*Consegna:* Riassumi il brano in due frasi.

*Brano di lettura:*
=-=-=

“Il sapere piccolo” di Normanna
Albertini, Garfagnana Editrice, è un libriccino di 119 pagine (12 euro) che può
essere definito uno scrigno in cui sono riposte graziose fotografie di una
Emilia che in gran parte non esiste più, un tentativo, tra l’altro
magistralmente riuscito, di conservare la tradizione e allo stesso tempo i propri
ricordi che per l’appunto appartengono a un tempo che via via si è andato
sbriciolando. La penna della Albertini, come una paziente mano materna,
raccoglie queste briciole di pane dalla tovaglia per evitare che vengano
gettate nel rusco, per lanciarle invece nella stia così da salvarle in un ciclo
che alimenti l’anima non solo dei figli di quella terra, ma un po’ di tutto il
nostro bistrattato paese. Un’immagine per davvero bucolica, poetica, ed è
questo lo stato d’animo in cui si troverà il lettore che voglia affrontare
questa piacevole lettura.

=-=-=

*Sezione dati:*
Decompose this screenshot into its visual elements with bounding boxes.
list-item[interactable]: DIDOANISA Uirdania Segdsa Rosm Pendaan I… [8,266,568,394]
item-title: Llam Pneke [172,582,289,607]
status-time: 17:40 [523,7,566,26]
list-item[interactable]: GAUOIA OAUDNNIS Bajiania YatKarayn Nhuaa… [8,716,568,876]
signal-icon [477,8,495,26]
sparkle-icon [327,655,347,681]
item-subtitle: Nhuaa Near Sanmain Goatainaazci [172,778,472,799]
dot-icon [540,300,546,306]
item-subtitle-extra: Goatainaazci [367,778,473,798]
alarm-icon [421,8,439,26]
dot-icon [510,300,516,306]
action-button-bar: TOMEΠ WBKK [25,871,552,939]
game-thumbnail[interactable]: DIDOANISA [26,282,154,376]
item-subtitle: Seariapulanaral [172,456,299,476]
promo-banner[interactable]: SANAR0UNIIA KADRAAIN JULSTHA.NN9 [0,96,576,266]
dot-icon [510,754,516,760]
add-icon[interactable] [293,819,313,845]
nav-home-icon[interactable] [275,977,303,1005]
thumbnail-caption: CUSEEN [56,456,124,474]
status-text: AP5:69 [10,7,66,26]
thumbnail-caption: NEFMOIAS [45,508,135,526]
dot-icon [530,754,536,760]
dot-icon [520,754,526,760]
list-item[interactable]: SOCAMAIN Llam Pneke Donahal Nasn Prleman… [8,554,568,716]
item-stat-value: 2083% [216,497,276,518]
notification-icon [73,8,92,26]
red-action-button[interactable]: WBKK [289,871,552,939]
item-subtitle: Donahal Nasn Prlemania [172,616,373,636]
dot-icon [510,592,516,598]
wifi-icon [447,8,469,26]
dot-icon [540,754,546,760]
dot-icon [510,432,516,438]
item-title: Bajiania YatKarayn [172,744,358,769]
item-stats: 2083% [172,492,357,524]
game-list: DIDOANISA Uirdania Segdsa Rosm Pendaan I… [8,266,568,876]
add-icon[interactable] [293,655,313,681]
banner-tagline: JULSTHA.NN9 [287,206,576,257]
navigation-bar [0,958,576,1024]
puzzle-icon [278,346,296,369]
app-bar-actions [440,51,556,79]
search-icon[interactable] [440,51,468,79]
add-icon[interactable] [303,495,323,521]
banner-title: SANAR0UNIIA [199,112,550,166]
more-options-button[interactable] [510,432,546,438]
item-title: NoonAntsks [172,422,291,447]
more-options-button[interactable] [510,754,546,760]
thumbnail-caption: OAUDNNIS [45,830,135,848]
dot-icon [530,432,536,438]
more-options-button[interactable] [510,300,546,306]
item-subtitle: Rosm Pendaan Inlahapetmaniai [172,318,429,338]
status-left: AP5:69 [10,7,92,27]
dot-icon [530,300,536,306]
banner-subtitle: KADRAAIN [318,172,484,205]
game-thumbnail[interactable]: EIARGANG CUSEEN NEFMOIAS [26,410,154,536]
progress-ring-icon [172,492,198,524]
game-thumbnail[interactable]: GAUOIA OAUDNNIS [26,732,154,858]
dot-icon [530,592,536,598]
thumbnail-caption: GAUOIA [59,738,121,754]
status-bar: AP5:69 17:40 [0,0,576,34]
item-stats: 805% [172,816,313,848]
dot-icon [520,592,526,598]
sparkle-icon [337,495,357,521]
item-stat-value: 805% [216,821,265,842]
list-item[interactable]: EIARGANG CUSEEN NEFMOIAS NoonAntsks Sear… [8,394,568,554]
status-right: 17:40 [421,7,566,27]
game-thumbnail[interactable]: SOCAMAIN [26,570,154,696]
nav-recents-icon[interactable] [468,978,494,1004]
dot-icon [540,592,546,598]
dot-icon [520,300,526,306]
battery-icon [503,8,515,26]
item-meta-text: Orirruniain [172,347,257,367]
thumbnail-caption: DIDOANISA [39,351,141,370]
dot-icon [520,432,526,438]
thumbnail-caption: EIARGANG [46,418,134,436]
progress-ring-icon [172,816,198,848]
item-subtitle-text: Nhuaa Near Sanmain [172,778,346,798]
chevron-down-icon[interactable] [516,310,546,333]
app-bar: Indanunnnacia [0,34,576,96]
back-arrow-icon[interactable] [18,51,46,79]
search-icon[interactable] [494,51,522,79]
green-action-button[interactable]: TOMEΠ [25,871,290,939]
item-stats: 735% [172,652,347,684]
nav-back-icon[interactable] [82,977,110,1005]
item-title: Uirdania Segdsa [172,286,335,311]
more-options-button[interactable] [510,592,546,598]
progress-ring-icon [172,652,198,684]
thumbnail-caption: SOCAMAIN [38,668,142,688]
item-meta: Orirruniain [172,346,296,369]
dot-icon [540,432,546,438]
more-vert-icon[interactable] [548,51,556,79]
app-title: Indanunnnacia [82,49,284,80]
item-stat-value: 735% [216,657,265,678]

=-=-=

*Risposta completa:* "Il sapere piccolo" di Normanna Albertini, pubblicato da Garfagnana Editrice, è un libriccino di 119 pagine (12 euro) che custodisce graziose fotografie di un'Emilia in gran parte scomparsa. È un tentativo magistralmente riuscito di conservare la tradizione e i ricordi di un tempo che si è andato sbriciolando, per nutrire l'anima dei figli di quella terra e di tutto il paese, e offre al lettore uno stato d'animo bucolico e poetico.